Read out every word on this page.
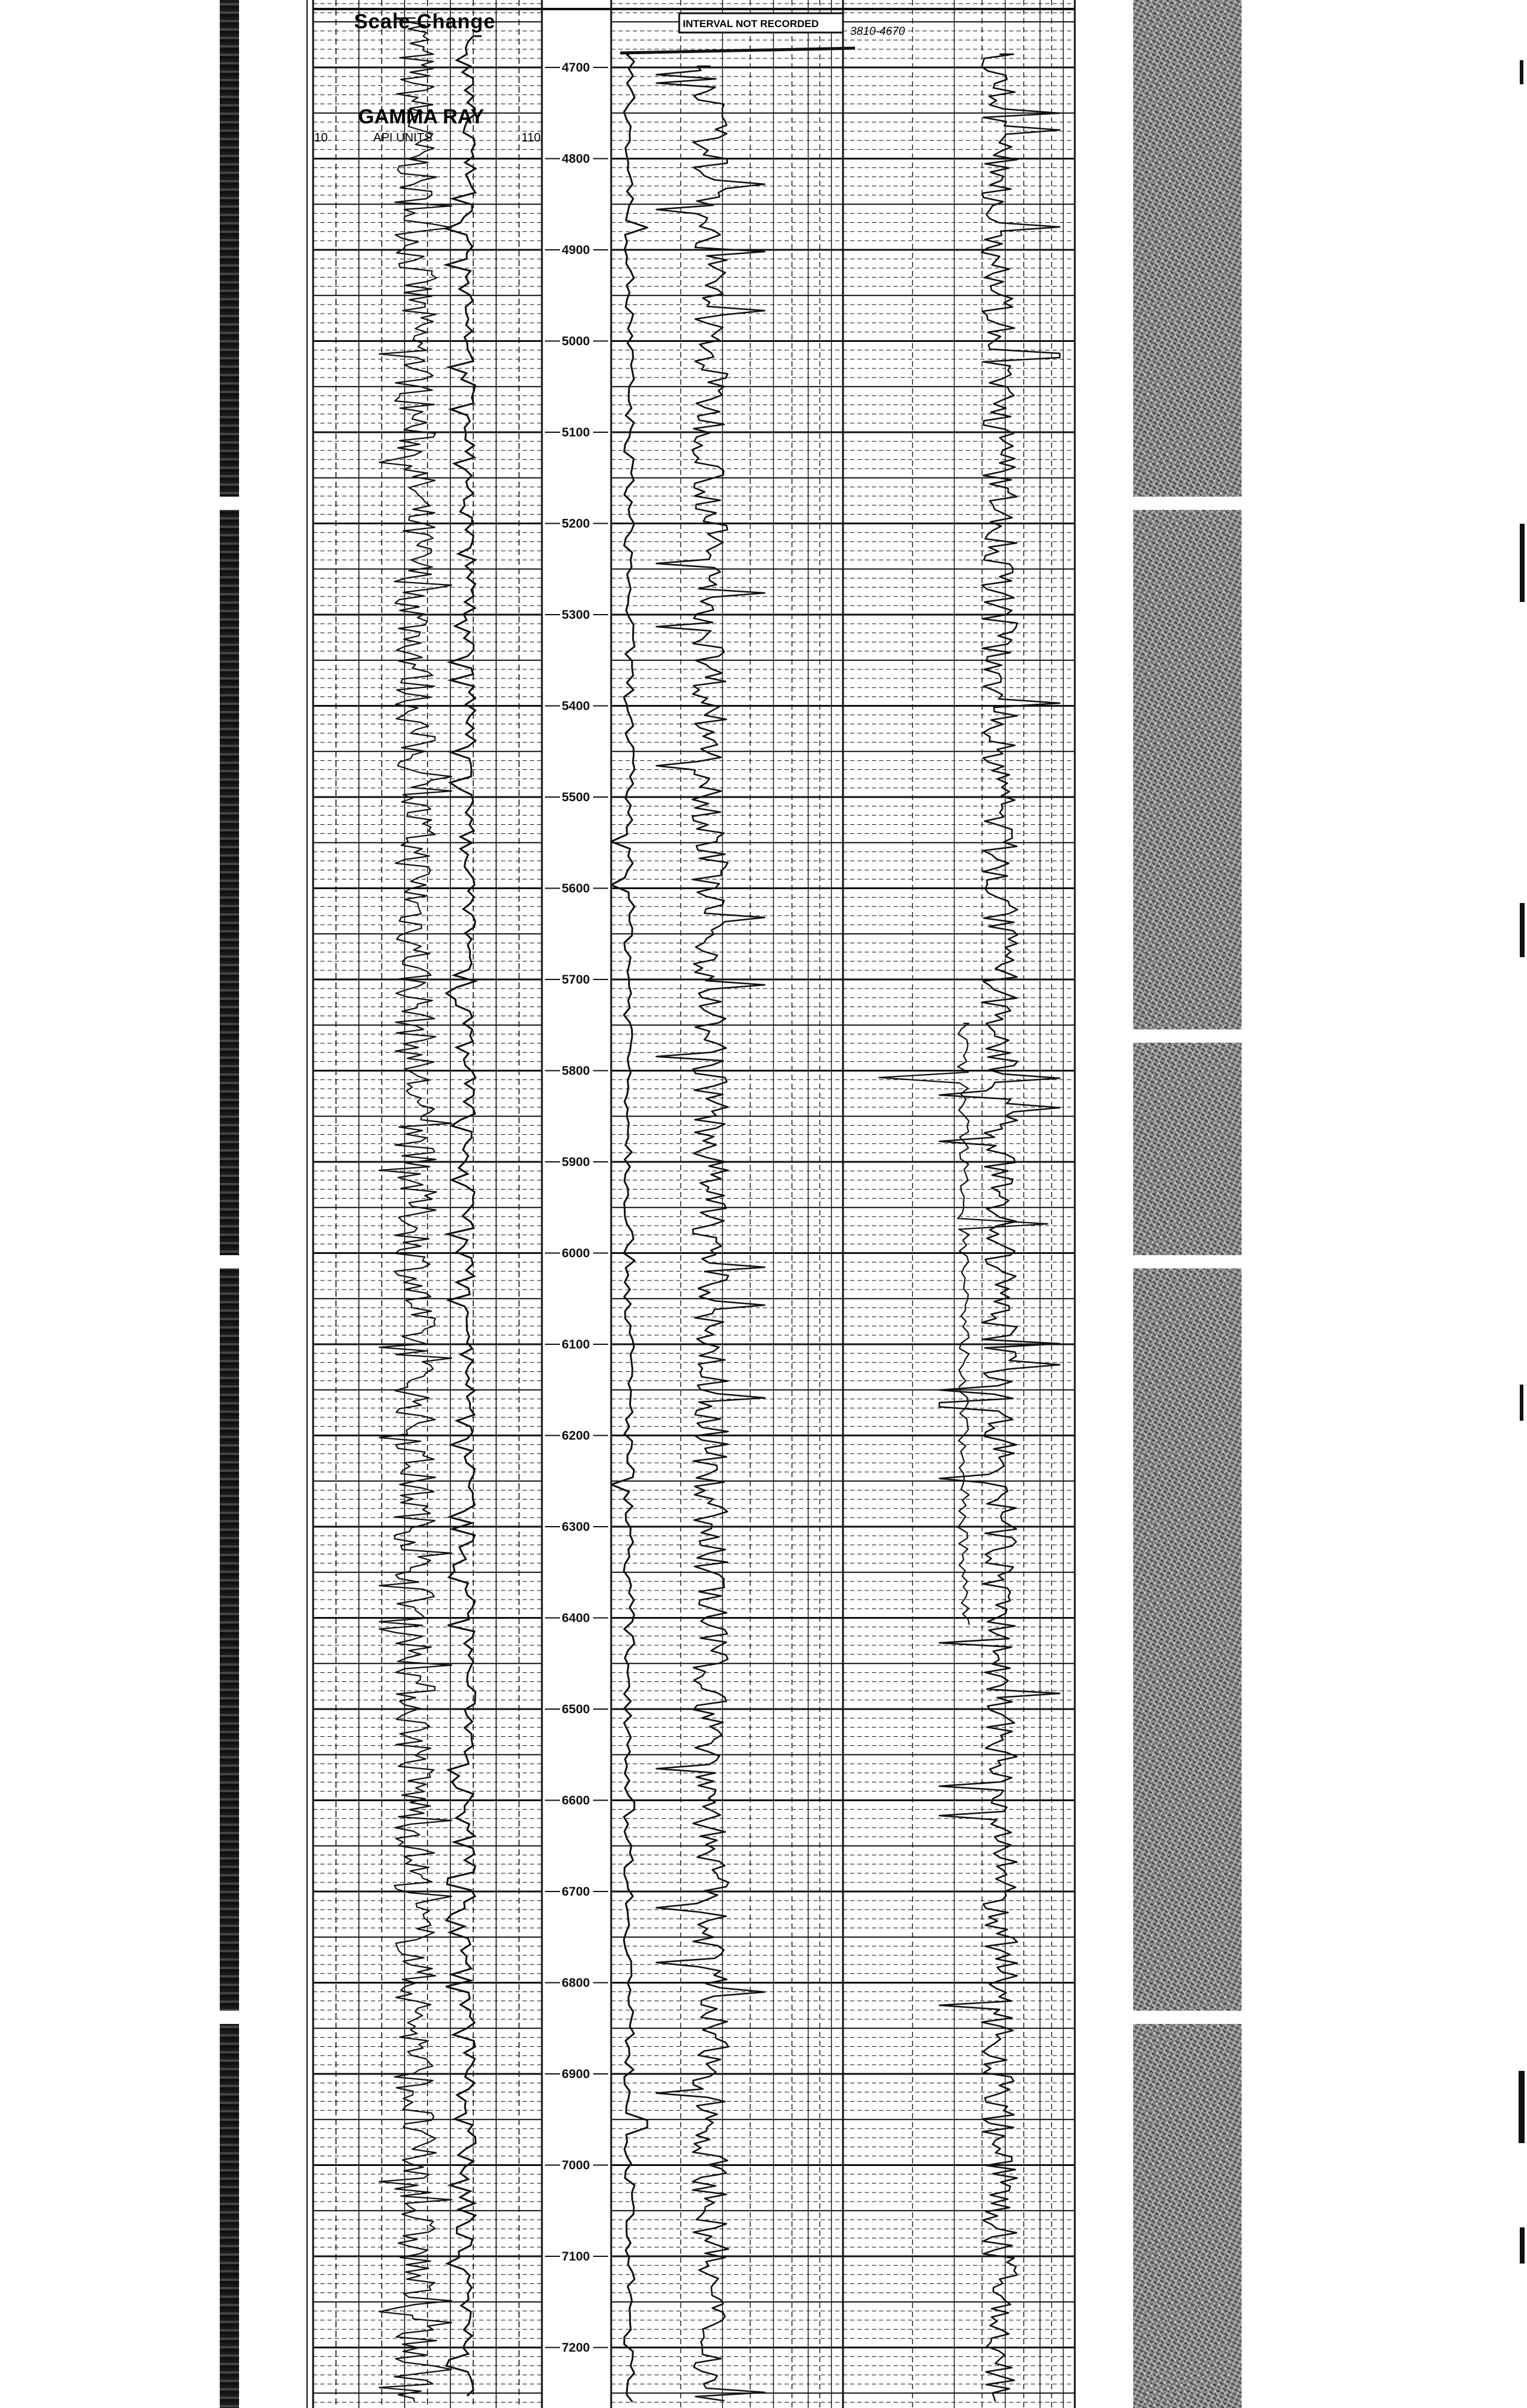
Scale Change
GAMMA RAY
API UNITS
10	110
INTERVAL NOT RECORDED
3810-4670
4700
4800
4900
5000
5100
5200
5300
5400
5500
5600
5700
5800
5900
6000
6100
6200
6300
6400
6500
6600
6700
6800
6900
7000
7100
7200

• • •

STATED EXERCISE: Leave out the pictures and print every line of the data exactly.

REPLY:
Read out every word on this page.
Scale Change
GAMMA RAY
API UNITS
10	110
INTERVAL NOT RECORDED
3810-4670
4700
4800
4900
5000
5100
5200
5300
5400
5500
5600
5700
5800
5900
6000
6100
6200
6300
6400
6500
6600
6700
6800
6900
7000
7100
7200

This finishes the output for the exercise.